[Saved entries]
- - - - - - -
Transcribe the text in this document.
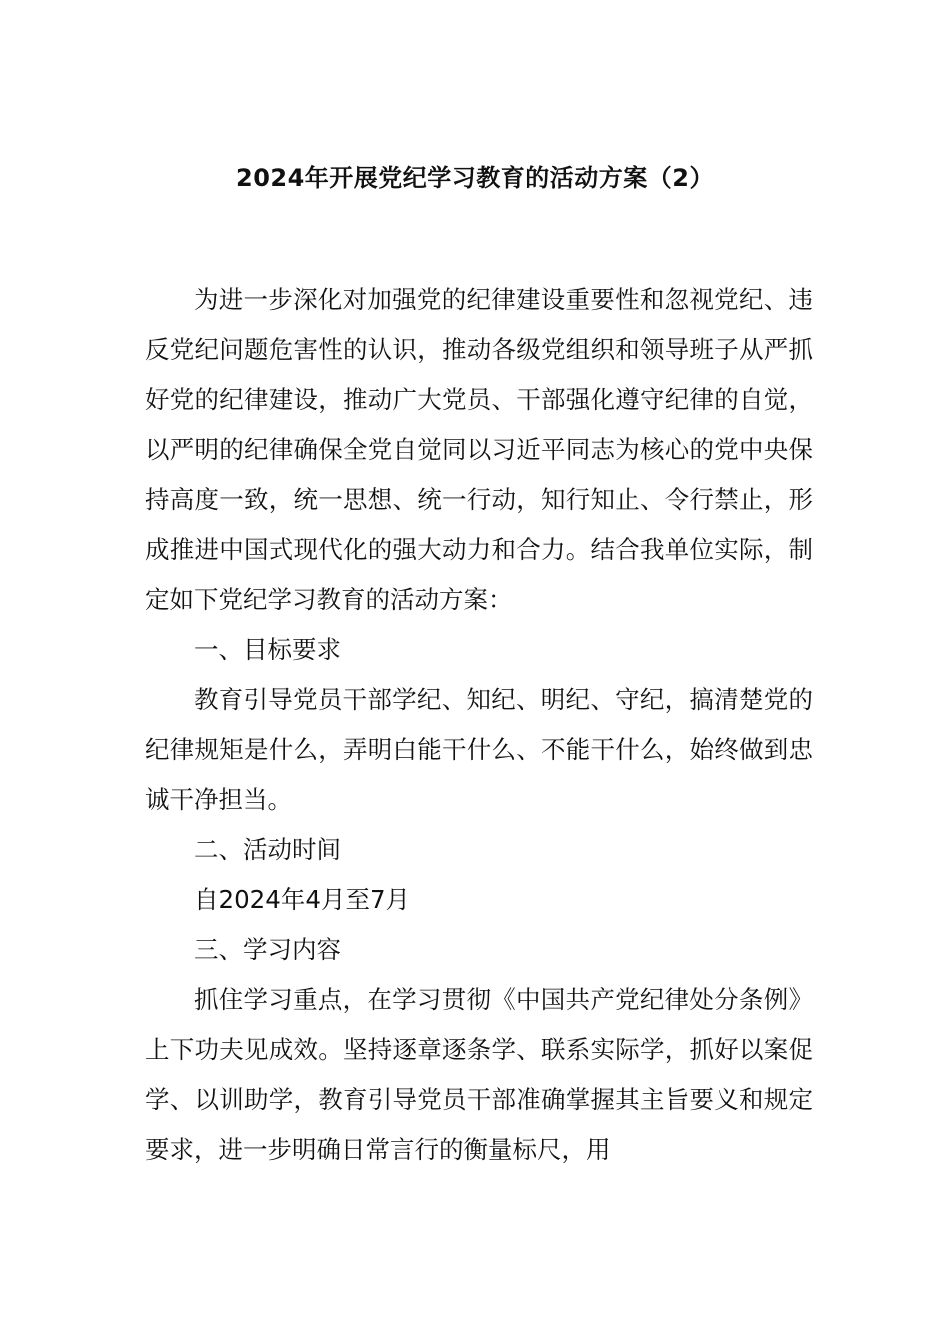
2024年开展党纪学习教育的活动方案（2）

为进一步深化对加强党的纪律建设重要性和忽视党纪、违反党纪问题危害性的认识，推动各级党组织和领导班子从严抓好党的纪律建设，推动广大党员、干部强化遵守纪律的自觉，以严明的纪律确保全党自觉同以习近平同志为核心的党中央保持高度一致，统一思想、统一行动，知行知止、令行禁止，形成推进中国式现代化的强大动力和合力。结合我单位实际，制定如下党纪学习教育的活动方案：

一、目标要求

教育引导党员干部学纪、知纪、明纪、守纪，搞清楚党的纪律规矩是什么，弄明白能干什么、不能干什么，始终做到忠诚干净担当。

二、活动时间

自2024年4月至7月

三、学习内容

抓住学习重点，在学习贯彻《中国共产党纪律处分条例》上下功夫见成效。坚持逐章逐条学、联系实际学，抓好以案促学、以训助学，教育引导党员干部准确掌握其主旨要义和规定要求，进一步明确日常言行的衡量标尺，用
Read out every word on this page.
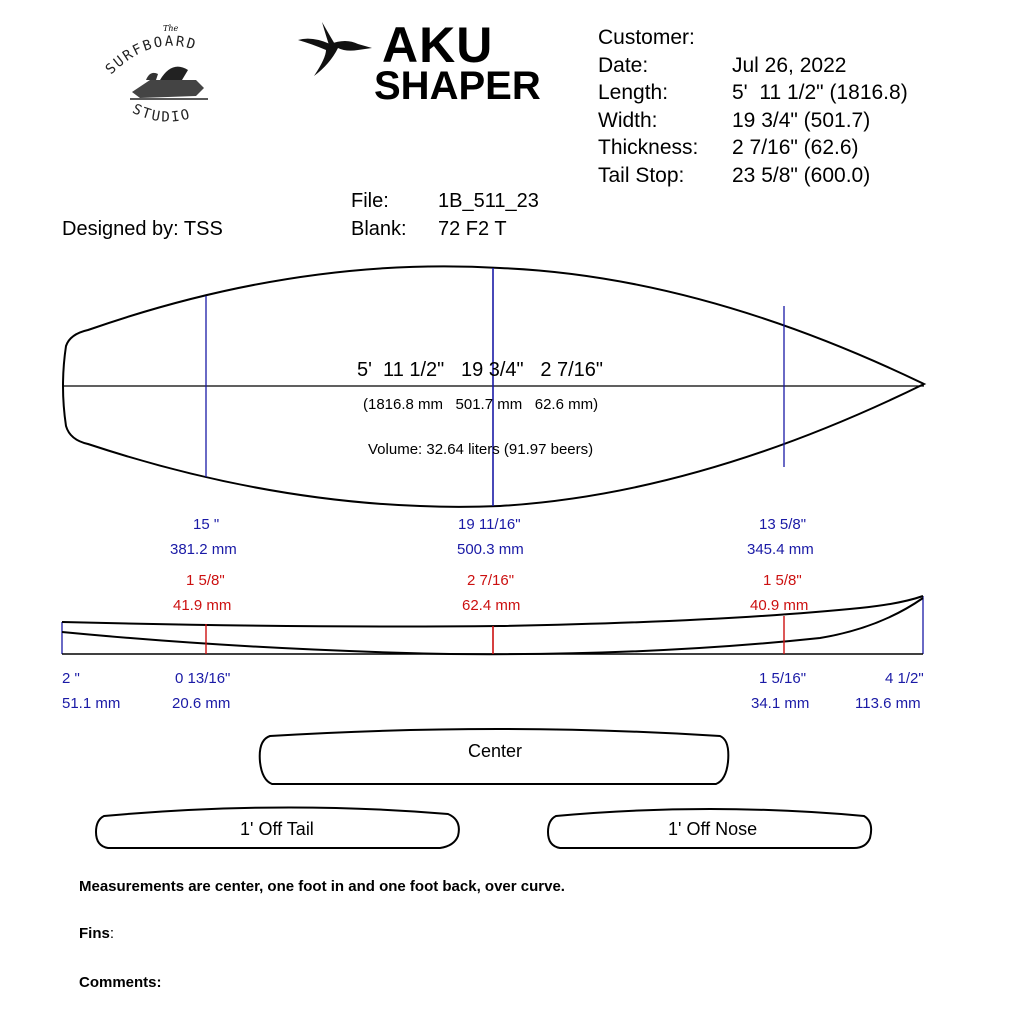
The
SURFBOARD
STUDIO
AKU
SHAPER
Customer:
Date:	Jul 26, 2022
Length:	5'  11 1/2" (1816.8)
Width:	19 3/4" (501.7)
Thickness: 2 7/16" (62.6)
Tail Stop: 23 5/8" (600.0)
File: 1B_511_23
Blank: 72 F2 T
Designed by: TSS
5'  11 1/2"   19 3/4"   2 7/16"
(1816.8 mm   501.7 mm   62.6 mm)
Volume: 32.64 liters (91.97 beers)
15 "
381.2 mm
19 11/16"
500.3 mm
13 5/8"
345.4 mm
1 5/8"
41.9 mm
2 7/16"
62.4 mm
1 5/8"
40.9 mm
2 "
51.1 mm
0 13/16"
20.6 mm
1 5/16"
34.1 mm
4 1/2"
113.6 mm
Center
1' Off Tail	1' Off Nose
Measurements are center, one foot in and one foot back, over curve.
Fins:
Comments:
- - - - - - -
- Brief -
Retype everything in the material word for word, minus pictures.

- Output of the exercise -
Transcribe the text in this document.
2024年开展党纪学习教育的活动方案（2）

为进一步深化对加强党的纪律建设重要性和忽视党纪、违反党纪问题危害性的认识，推动各级党组织和领导班子从严抓好党的纪律建设，推动广大党员、干部强化遵守纪律的自觉，以严明的纪律确保全党自觉同以习近平同志为核心的党中央保持高度一致，统一思想、统一行动，知行知止、令行禁止，形成推进中国式现代化的强大动力和合力。结合我单位实际，制定如下党纪学习教育的活动方案：

一、目标要求

教育引导党员干部学纪、知纪、明纪、守纪，搞清楚党的纪律规矩是什么，弄明白能干什么、不能干什么，始终做到忠诚干净担当。

二、活动时间

自2024年4月至7月

三、学习内容

抓住学习重点，在学习贯彻《中国共产党纪律处分条例》上下功夫见成效。坚持逐章逐条学、联系实际学，抓好以案促学、以训助学，教育引导党员干部准确掌握其主旨要义和规定要求，进一步明确日常言行的衡量标尺，用
Read out every word on this page.
The
SURFBOARD
STUDIO
AKU
SHAPER
Customer:
Date:	Jul 26, 2022
Length:	5'  11 1/2" (1816.8)
Width:	19 3/4" (501.7)
Thickness: 2 7/16" (62.6)
Tail Stop: 23 5/8" (600.0)
File: 1B_511_23
Blank: 72 F2 T
Designed by: TSS
5'  11 1/2"   19 3/4"   2 7/16"
(1816.8 mm   501.7 mm   62.6 mm)
Volume: 32.64 liters (91.97 beers)
15 "
381.2 mm
19 11/16"
500.3 mm
13 5/8"
345.4 mm
1 5/8"
41.9 mm
2 7/16"
62.4 mm
1 5/8"
40.9 mm
2 "
51.1 mm
0 13/16"
20.6 mm
1 5/16"
34.1 mm
4 1/2"
113.6 mm
Center
1' Off Tail	1' Off Nose
Measurements are center, one foot in and one foot back, over curve.
Fins:
Comments:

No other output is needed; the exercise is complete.